What needs to be done:
What you return should match every record exactly, with the images removed.

[Lines of data]
/---

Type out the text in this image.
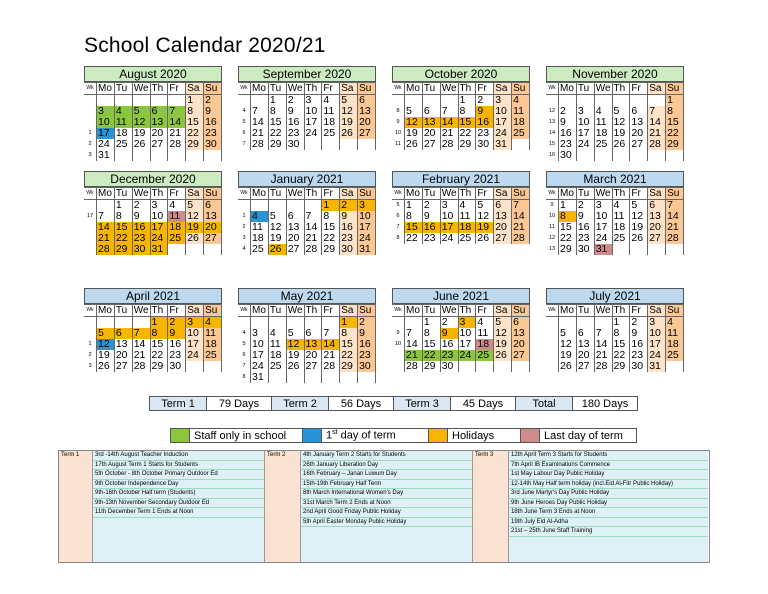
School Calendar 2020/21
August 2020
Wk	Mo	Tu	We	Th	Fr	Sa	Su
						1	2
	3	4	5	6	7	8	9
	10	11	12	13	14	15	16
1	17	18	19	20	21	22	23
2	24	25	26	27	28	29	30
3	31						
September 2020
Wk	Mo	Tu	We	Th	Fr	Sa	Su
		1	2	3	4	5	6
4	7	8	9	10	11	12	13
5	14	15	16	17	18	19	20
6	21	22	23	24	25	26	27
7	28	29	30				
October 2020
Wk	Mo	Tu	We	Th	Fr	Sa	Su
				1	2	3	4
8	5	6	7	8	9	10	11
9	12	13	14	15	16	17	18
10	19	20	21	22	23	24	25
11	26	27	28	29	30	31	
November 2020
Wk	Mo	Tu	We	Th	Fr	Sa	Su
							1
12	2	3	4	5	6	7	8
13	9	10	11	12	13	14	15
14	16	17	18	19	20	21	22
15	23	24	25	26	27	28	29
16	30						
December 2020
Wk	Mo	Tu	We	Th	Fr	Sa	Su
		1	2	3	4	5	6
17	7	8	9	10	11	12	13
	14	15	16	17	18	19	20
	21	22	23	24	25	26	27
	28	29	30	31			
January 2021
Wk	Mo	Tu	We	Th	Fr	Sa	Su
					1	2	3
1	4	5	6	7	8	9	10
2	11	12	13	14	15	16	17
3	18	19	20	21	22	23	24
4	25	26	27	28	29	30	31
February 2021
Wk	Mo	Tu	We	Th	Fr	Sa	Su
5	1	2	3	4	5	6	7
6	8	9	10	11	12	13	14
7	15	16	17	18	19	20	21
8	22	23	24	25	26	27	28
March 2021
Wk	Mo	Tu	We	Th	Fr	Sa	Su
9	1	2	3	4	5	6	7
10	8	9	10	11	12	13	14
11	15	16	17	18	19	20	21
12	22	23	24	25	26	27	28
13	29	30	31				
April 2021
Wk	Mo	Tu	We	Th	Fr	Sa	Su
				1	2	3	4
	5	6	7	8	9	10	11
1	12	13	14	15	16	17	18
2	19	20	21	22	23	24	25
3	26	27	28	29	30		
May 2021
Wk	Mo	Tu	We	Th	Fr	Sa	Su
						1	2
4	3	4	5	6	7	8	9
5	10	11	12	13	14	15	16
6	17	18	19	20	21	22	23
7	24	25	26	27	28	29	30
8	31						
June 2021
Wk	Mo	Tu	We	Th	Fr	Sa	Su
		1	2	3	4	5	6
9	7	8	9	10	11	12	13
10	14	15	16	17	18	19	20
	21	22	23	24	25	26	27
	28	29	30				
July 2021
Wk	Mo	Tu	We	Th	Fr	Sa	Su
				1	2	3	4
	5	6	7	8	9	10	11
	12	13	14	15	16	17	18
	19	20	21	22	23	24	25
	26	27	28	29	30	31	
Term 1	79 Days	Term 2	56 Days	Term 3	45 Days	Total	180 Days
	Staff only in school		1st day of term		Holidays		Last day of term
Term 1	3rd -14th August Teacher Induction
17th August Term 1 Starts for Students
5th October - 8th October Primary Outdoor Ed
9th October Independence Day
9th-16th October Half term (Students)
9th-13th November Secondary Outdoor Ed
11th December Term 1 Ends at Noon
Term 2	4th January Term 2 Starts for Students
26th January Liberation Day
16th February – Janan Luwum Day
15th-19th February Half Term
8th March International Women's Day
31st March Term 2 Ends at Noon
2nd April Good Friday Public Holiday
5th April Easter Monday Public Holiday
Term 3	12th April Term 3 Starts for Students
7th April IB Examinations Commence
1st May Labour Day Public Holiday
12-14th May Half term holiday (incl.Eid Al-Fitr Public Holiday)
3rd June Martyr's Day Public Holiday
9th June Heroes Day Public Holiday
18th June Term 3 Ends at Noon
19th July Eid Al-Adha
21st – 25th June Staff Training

\---

Answer below:
Type out the text in this image.
School Calendar 2020/21
August 2020
Wk	Mo	Tu	We	Th	Fr	Sa	Su
						1	2
	3	4	5	6	7	8	9
	10	11	12	13	14	15	16
1	17	18	19	20	21	22	23
2	24	25	26	27	28	29	30
3	31						
September 2020
Wk	Mo	Tu	We	Th	Fr	Sa	Su
		1	2	3	4	5	6
4	7	8	9	10	11	12	13
5	14	15	16	17	18	19	20
6	21	22	23	24	25	26	27
7	28	29	30				
October 2020
Wk	Mo	Tu	We	Th	Fr	Sa	Su
				1	2	3	4
8	5	6	7	8	9	10	11
9	12	13	14	15	16	17	18
10	19	20	21	22	23	24	25
11	26	27	28	29	30	31	
November 2020
Wk	Mo	Tu	We	Th	Fr	Sa	Su
							1
12	2	3	4	5	6	7	8
13	9	10	11	12	13	14	15
14	16	17	18	19	20	21	22
15	23	24	25	26	27	28	29
16	30						
December 2020
Wk	Mo	Tu	We	Th	Fr	Sa	Su
		1	2	3	4	5	6
17	7	8	9	10	11	12	13
	14	15	16	17	18	19	20
	21	22	23	24	25	26	27
	28	29	30	31			
January 2021
Wk	Mo	Tu	We	Th	Fr	Sa	Su
					1	2	3
1	4	5	6	7	8	9	10
2	11	12	13	14	15	16	17
3	18	19	20	21	22	23	24
4	25	26	27	28	29	30	31
February 2021
Wk	Mo	Tu	We	Th	Fr	Sa	Su
5	1	2	3	4	5	6	7
6	8	9	10	11	12	13	14
7	15	16	17	18	19	20	21
8	22	23	24	25	26	27	28
March 2021
Wk	Mo	Tu	We	Th	Fr	Sa	Su
9	1	2	3	4	5	6	7
10	8	9	10	11	12	13	14
11	15	16	17	18	19	20	21
12	22	23	24	25	26	27	28
13	29	30	31				
April 2021
Wk	Mo	Tu	We	Th	Fr	Sa	Su
				1	2	3	4
	5	6	7	8	9	10	11
1	12	13	14	15	16	17	18
2	19	20	21	22	23	24	25
3	26	27	28	29	30		
May 2021
Wk	Mo	Tu	We	Th	Fr	Sa	Su
						1	2
4	3	4	5	6	7	8	9
5	10	11	12	13	14	15	16
6	17	18	19	20	21	22	23
7	24	25	26	27	28	29	30
8	31						
June 2021
Wk	Mo	Tu	We	Th	Fr	Sa	Su
		1	2	3	4	5	6
9	7	8	9	10	11	12	13
10	14	15	16	17	18	19	20
	21	22	23	24	25	26	27
	28	29	30				
July 2021
Wk	Mo	Tu	We	Th	Fr	Sa	Su
				1	2	3	4
	5	6	7	8	9	10	11
	12	13	14	15	16	17	18
	19	20	21	22	23	24	25
	26	27	28	29	30	31	
Term 1	79 Days	Term 2	56 Days	Term 3	45 Days	Total	180 Days
	Staff only in school		1st day of term		Holidays		Last day of term
Term 1	3rd -14th August Teacher Induction
17th August Term 1 Starts for Students
5th October - 8th October Primary Outdoor Ed
9th October Independence Day
9th-16th October Half term (Students)
9th-13th November Secondary Outdoor Ed
11th December Term 1 Ends at Noon
Term 2	4th January Term 2 Starts for Students
26th January Liberation Day
16th February – Janan Luwum Day
15th-19th February Half Term
8th March International Women's Day
31st March Term 2 Ends at Noon
2nd April Good Friday Public Holiday
5th April Easter Monday Public Holiday
Term 3	12th April Term 3 Starts for Students
7th April IB Examinations Commence
1st May Labour Day Public Holiday
12-14th May Half term holiday (incl.Eid Al-Fitr Public Holiday)
3rd June Martyr's Day Public Holiday
9th June Heroes Day Public Holiday
18th June Term 3 Ends at Noon
19th July Eid Al-Adha
21st – 25th June Staff Training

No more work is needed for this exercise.